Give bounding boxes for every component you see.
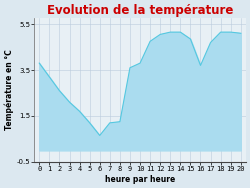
Y-axis label: Température en °C: Température en °C — [4, 50, 14, 130]
X-axis label: heure par heure: heure par heure — [105, 175, 175, 184]
Title: Evolution de la température: Evolution de la température — [47, 4, 233, 17]
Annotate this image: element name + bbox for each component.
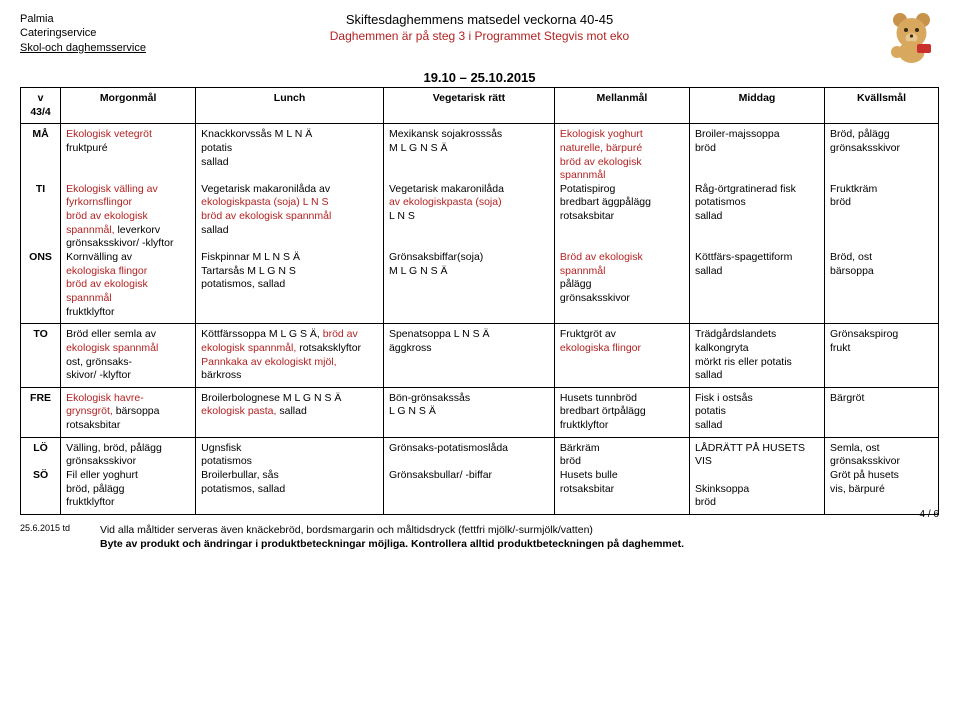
footer-line-2: Byte av produkt och ändringar i produktb…	[100, 537, 939, 551]
menu-cell: Fruktgröt avekologiska flingor	[554, 324, 689, 388]
table-row: FREEkologisk havre-grynsgröt, bärsopparo…	[21, 387, 939, 437]
menu-cell: UgnsfiskpotatismosBroilerbullar, såspota…	[196, 437, 384, 514]
menu-cell: LÅDRÄTT PÅ HUSETS VISSkinksoppabröd	[689, 437, 824, 514]
menu-cell: Mexikansk sojakrosssåsM L G N S ÄVegetar…	[383, 124, 554, 324]
teddy-bear-logo	[884, 8, 939, 63]
menu-cell: Bröd eller semla avekologisk spannmålost…	[61, 324, 196, 388]
menu-cell: Bröd, pålägggrönsaksskivorFruktkrämbrödB…	[824, 124, 938, 324]
menu-cell: Semla, ostgrönsaksskivorGröt på husetsvi…	[824, 437, 938, 514]
menu-cell: Broiler-majssoppabrödRåg-örtgratinerad f…	[689, 124, 824, 324]
footer: 4 / 6 25.6.2015 td Vid alla måltider ser…	[20, 523, 939, 551]
col-lunch: Lunch	[196, 88, 384, 124]
footer-date: 25.6.2015 td	[20, 523, 70, 533]
col-dinner: Middag	[689, 88, 824, 124]
day-cell: MÅTIONS	[21, 124, 61, 324]
menu-cell: Husets tunnbrödbredbart örtpåläggfruktkl…	[554, 387, 689, 437]
day-cell: LÖSÖ	[21, 437, 61, 514]
menu-cell: Spenatsoppa L N S Ääggkross	[383, 324, 554, 388]
menu-table: v 43/4 Morgonmål Lunch Vegetarisk rätt M…	[20, 87, 939, 515]
footer-text: Vid alla måltider serveras även knäckebr…	[100, 523, 939, 551]
col-evening: Kvällsmål	[824, 88, 938, 124]
table-header-row: v 43/4 Morgonmål Lunch Vegetarisk rätt M…	[21, 88, 939, 124]
col-week: v 43/4	[21, 88, 61, 124]
page-number: 4 / 6	[920, 509, 939, 520]
day-cell: TO	[21, 324, 61, 388]
day-cell: FRE	[21, 387, 61, 437]
menu-cell: Broilerbolognese M L G N S Äekologisk pa…	[196, 387, 384, 437]
menu-cell: Knackkorvssås M L N ÄpotatissalladVegeta…	[196, 124, 384, 324]
menu-cell: Välling, bröd, pålägggrönsaksskivorFil e…	[61, 437, 196, 514]
page-title: Skiftesdaghemmens matsedel veckorna 40-4…	[20, 12, 939, 27]
menu-cell: Köttfärssoppa M L G S Ä, bröd avekologis…	[196, 324, 384, 388]
menu-cell: Ekologisk yoghurtnaturelle, bärpurébröd …	[554, 124, 689, 324]
menu-cell: Bön-grönsakssåsL G N S Ä	[383, 387, 554, 437]
footer-line-1: Vid alla måltider serveras även knäckebr…	[100, 523, 939, 537]
table-row: LÖSÖVälling, bröd, pålägggrönsaksskivorF…	[21, 437, 939, 514]
table-row: TOBröd eller semla avekologisk spannmålo…	[21, 324, 939, 388]
header-center: Skiftesdaghemmens matsedel veckorna 40-4…	[20, 12, 939, 43]
menu-cell: Trädgårdslandetskalkongrytamörkt ris ell…	[689, 324, 824, 388]
page-subtitle: Daghemmen är på steg 3 i Programmet Steg…	[20, 29, 939, 43]
col-veg: Vegetarisk rätt	[383, 88, 554, 124]
menu-cell: Grönsakspirogfrukt	[824, 324, 938, 388]
header: Palmia Cateringservice Skol-och daghemss…	[20, 12, 939, 72]
table-row: MÅTIONSEkologisk vetegrötfruktpuréEkolog…	[21, 124, 939, 324]
date-range: 19.10 – 25.10.2015	[20, 70, 939, 85]
menu-cell: Ekologisk havre-grynsgröt, bärsopparotsa…	[61, 387, 196, 437]
menu-cell: Grönsaks-potatismoslådaGrönsaksbullar/ -…	[383, 437, 554, 514]
menu-cell: Fisk i ostsåspotatissallad	[689, 387, 824, 437]
col-snack: Mellanmål	[554, 88, 689, 124]
menu-cell: BärkrämbrödHusets bullerotsaksbitar	[554, 437, 689, 514]
col-morning: Morgonmål	[61, 88, 196, 124]
menu-cell: Bärgröt	[824, 387, 938, 437]
menu-cell: Ekologisk vetegrötfruktpuréEkologisk väl…	[61, 124, 196, 324]
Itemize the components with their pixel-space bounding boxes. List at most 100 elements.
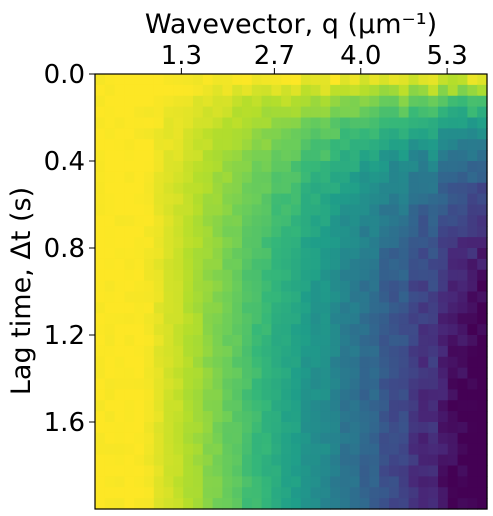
- heatmap-cell: [173, 150, 184, 162]
- heatmap-cell: [173, 106, 184, 119]
- heatmap-cell: [369, 117, 380, 129]
- heatmap-cell: [242, 378, 253, 390]
- heatmap-cell: [251, 128, 263, 140]
- heatmap-cell: [193, 302, 204, 314]
- heatmap-cell: [242, 248, 253, 260]
- heatmap-cell: [447, 454, 459, 467]
- heatmap-cell: [467, 367, 478, 380]
- heatmap-cell: [114, 150, 125, 162]
- heatmap-cell: [477, 139, 488, 151]
- heatmap-cell: [291, 74, 302, 86]
- heatmap-cell: [163, 345, 174, 358]
- heatmap-cell: [104, 139, 116, 151]
- heatmap-cell: [398, 335, 410, 347]
- heatmap-cell: [447, 117, 459, 129]
- heatmap-cell: [281, 269, 292, 282]
- heatmap-cell: [310, 74, 321, 86]
- heatmap-cell: [359, 128, 370, 140]
- heatmap-cell: [291, 128, 302, 140]
- heatmap-cell: [251, 432, 263, 445]
- heatmap-cell: [124, 106, 135, 119]
- heatmap-cell: [163, 106, 174, 119]
- heatmap-cell: [153, 74, 165, 86]
- heatmap-cell: [389, 345, 400, 358]
- heatmap-cell: [310, 215, 321, 227]
- heatmap-cell: [183, 324, 194, 336]
- heatmap-cell: [320, 400, 331, 412]
- heatmap-cell: [408, 171, 419, 184]
- heatmap-cell: [438, 465, 449, 477]
- heatmap-cell: [95, 400, 106, 412]
- heatmap-cell: [330, 84, 341, 97]
- heatmap-cell: [124, 215, 135, 227]
- heatmap-cell: [114, 324, 125, 336]
- heatmap-cell: [398, 117, 410, 129]
- heatmap-cell: [457, 487, 468, 499]
- heatmap-cell: [232, 335, 243, 347]
- heatmap-cell: [251, 204, 263, 216]
- heatmap-cell: [222, 84, 233, 97]
- heatmap-cell: [477, 313, 488, 325]
- heatmap-cell: [369, 95, 380, 108]
- heatmap-cell: [134, 367, 145, 380]
- heatmap-cell: [457, 345, 468, 358]
- heatmap-cell: [300, 280, 312, 293]
- heatmap-cell: [418, 422, 429, 434]
- heatmap-cell: [398, 389, 410, 401]
- heatmap-cell: [144, 150, 155, 162]
- heatmap-cell: [134, 171, 145, 184]
- heatmap-cell: [389, 324, 400, 336]
- heatmap-cell: [124, 313, 135, 325]
- heatmap-cell: [124, 182, 135, 195]
- heatmap-cell: [428, 139, 439, 151]
- heatmap-cell: [359, 237, 370, 249]
- heatmap-cell: [95, 313, 106, 325]
- heatmap-cell: [428, 161, 439, 173]
- heatmap-cell: [389, 389, 400, 401]
- heatmap-cell: [261, 161, 272, 173]
- y-axis-label: Lag time, Δt (s): [6, 187, 37, 395]
- heatmap-cell: [144, 226, 155, 238]
- heatmap-cell: [457, 237, 468, 249]
- heatmap-cell: [467, 411, 478, 423]
- heatmap-cell: [379, 378, 390, 390]
- heatmap-cell: [212, 476, 223, 488]
- heatmap-cell: [291, 302, 302, 314]
- heatmap-cell: [144, 248, 155, 260]
- heatmap-cell: [124, 335, 135, 347]
- heatmap-cell: [379, 150, 390, 162]
- heatmap-cell: [369, 400, 380, 412]
- heatmap-cell: [222, 128, 233, 140]
- heatmap-cell: [467, 302, 478, 314]
- heatmap-cell: [163, 335, 174, 347]
- heatmap-cell: [173, 128, 184, 140]
- heatmap-cell: [202, 280, 214, 293]
- heatmap-cell: [153, 356, 165, 369]
- heatmap-cell: [379, 84, 390, 97]
- heatmap-cell: [212, 182, 223, 195]
- heatmap-cell: [457, 378, 468, 390]
- heatmap-cell: [340, 226, 351, 238]
- heatmap-cell: [163, 280, 174, 293]
- heatmap-cell: [202, 237, 214, 249]
- heatmap-cell: [183, 95, 194, 108]
- heatmap-cell: [447, 161, 459, 173]
- heatmap-cell: [359, 106, 370, 119]
- heatmap-cell: [467, 193, 478, 206]
- heatmap-cell: [330, 74, 341, 86]
- heatmap-cell: [300, 269, 312, 282]
- heatmap-cell: [163, 498, 174, 510]
- heatmap-cell: [418, 106, 429, 119]
- heatmap-cell: [163, 182, 174, 195]
- heatmap-cell: [340, 498, 351, 510]
- heatmap-cell: [320, 367, 331, 380]
- heatmap-cell: [173, 171, 184, 184]
- heatmap-cell: [281, 215, 292, 227]
- heatmap-cell: [408, 400, 419, 412]
- heatmap-cell: [153, 324, 165, 336]
- heatmap-cell: [114, 313, 125, 325]
- heatmap-cell: [163, 378, 174, 390]
- heatmap-cell: [232, 422, 243, 434]
- heatmap-cell: [447, 171, 459, 184]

:::::

**Objective**
Copy the records above from the line with "footer-line-2: Byte av" to the line with "437, 384, 514]", including both of those lines.

**Exercise result**
footer-line-2: Byte av produkt och ändringar i produktb…	[100, 537, 939, 551]
menu-cell: Fruktgröt avekologiska flingor	[554, 324, 689, 388]
table-row: FREEkologisk havre-grynsgröt, bärsopparo…	[21, 387, 939, 437]
menu-cell: UgnsfiskpotatismosBroilerbullar, såspota…	[196, 437, 384, 514]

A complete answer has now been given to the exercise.